------ Texto de lectura ------

Bitácora de proyecto

What Changed After the Initial Review

Un repaso honesto a los ajustes que aparecen cuando el barco ya pasó por el primer diagnóstico y empieza la parte menos glamorosa del trabajo.

Lectura de 6 minutos Bahía Blanca, Buenos Aires

La primera revisión de un velero suele dejar una lista ordenada: velas, cabuyería, herrajes, motor, sistema eléctrico. Todo queda anotado con su prioridad y su plazo estimado. Lo que casi nunca aparece en ese primer informe es lo que pasa tres o cuatro semanas después, cuando el barco vuelve al agua y las decisiones empiezan a chocar con la realidad de la costa argentina.

En nuestro caso, el cambio más grande no fue técnico. Fue de criterio. La revisión inicial había marcado el reemplazo de dos velas como urgente. Después de navegar un fin de semana largo entre Bahía Blanca y el sur, quedó claro que una de ellas aguantaba perfectamente para travesías cortas y que el presupuesto rendía más destinado a los obenques y a la bomba de achique. Ese tipo de corrección no sale de un checklist: sale de usar el barco.

Tres ajustes que aparecieron en el seguimiento

  • Prioridades reordenadas Lo que en el papel era urgente pasó a segundo plano. La humedad en la sentina resultó más crítica que el desgaste cosmético de la cubierta.

------ Listado de datos ------

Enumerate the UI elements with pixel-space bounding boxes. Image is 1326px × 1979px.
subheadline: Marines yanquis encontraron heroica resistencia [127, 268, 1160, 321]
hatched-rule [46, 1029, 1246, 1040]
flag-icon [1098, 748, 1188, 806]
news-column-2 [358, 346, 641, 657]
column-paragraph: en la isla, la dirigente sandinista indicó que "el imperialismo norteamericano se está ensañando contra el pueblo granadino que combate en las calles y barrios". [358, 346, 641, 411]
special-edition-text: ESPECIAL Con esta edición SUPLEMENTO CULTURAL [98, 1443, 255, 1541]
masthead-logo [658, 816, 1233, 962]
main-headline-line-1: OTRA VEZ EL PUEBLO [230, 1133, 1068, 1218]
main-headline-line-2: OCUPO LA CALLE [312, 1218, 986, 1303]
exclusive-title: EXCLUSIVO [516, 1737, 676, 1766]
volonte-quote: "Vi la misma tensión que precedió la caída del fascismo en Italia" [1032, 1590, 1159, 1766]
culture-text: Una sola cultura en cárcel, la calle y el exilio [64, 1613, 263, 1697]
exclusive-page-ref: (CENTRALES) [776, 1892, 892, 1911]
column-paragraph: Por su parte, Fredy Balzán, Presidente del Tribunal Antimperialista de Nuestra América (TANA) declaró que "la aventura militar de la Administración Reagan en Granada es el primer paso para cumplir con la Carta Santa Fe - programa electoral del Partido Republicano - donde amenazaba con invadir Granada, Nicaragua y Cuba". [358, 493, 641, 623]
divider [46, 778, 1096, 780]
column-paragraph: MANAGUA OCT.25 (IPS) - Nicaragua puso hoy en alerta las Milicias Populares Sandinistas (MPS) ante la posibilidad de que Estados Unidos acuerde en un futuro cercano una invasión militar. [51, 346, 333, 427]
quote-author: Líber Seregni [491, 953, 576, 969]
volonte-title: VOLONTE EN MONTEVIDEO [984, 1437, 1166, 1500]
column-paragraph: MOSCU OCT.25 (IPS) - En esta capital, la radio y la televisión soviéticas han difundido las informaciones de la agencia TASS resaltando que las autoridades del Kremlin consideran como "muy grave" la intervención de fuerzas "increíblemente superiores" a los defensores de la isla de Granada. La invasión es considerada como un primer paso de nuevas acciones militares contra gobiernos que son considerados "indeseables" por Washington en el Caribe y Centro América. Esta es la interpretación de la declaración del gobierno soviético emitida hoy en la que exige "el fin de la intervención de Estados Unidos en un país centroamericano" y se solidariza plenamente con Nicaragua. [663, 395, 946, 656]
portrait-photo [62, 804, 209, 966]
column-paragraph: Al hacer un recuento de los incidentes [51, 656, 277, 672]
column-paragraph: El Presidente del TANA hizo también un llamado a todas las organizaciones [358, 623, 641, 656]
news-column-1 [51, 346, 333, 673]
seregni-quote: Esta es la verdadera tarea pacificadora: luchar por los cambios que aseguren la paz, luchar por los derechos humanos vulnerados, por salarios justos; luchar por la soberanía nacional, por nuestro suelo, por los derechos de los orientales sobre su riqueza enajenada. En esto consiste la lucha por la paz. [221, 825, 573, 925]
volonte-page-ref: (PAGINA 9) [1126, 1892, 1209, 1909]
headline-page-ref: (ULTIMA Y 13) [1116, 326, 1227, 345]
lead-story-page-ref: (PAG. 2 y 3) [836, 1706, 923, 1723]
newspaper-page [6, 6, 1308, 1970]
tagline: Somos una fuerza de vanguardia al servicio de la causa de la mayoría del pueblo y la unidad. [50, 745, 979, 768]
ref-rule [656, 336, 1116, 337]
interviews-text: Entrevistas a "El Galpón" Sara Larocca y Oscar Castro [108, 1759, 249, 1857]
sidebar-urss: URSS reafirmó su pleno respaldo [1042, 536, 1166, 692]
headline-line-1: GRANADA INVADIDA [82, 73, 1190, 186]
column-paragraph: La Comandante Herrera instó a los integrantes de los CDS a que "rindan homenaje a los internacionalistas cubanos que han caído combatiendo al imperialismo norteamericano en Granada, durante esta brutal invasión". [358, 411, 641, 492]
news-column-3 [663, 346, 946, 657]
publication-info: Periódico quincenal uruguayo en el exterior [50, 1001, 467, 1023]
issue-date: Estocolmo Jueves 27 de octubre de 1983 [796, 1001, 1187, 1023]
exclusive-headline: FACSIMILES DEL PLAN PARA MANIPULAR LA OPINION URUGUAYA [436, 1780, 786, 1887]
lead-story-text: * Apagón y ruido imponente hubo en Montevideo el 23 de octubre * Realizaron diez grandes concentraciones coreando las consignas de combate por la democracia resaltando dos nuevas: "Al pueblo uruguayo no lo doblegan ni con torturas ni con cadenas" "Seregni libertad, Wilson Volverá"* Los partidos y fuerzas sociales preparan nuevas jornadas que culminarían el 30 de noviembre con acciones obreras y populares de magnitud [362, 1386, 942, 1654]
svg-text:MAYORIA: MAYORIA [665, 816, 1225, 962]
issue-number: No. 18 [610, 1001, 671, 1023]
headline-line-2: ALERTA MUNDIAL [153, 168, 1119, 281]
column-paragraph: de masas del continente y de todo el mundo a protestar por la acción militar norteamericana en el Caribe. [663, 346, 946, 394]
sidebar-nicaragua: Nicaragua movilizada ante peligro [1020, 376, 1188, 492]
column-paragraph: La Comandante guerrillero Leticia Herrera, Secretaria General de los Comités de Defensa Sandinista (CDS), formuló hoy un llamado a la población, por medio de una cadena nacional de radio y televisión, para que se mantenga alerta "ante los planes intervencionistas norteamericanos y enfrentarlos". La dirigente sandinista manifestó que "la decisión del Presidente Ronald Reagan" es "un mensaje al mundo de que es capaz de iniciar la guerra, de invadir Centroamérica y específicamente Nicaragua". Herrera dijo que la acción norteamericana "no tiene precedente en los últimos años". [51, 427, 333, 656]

------

Preguntas de estudio:
- a) Indique si cada afirmación coincide con la bitácora del velero y cite las palabras que lo deciden. (i) La revisión inicial marcó como urgente el reemplazo de dos velas. (ii) El cambio más grande fue técnico. (iii) El desgaste cosmético de la cubierta resultó más crítico que la humedad en la sentina.
- b) Según la bitácora del velero, ¿en qué rendía más el presupuesto?
- c) Por favor, siga escribiendo la bitácora del velero a partir de la última oración que aparece.

Respuestas dadas:
- a)
(i) Sí: "La revisión inicial había marcado el reemplazo de dos velas como urgente."
(ii) No: "En nuestro caso, el cambio más grande no fue técnico."
(iii) No: "La humedad en la sentina resultó más crítica que el desgaste cosmético de la cubierta."

- b) En los obenques y la bomba de achique.

- c)
  • Proveedores distintos El taller que hizo la revisión no era el mejor para las velas. Separar tareas por especialidad ahorró tiempo y evitó retrabajos.
  • Ritmo realista Los plazos del primer informe asumían un astillero sin cola. En temporada alta, cualquier trabajo se estira. Ajustamos el calendario a eso.

También cambió la forma de registrar todo. Antes anotábamos en un cuaderno que quedaba a bordo. Ahora llevamos una planilla simple con fecha, tarea, responsable y estado. No es sofisticado, pero permite ver en dos minutos qué quedó pendiente y qué se resolvió sin necesidad de recordar conversaciones.

Lo que no cambió

El diagnóstico inicial sigue siendo válido en lo esencial. Los puntos críticos que se detectaron entonces siguen siendo los mismos. Lo que se movió fue el orden y el peso relativo de cada uno. Esa es, quizás, la lección más útil: una revisión no es un contrato cerrado, es un punto de partida que se corrige con uso.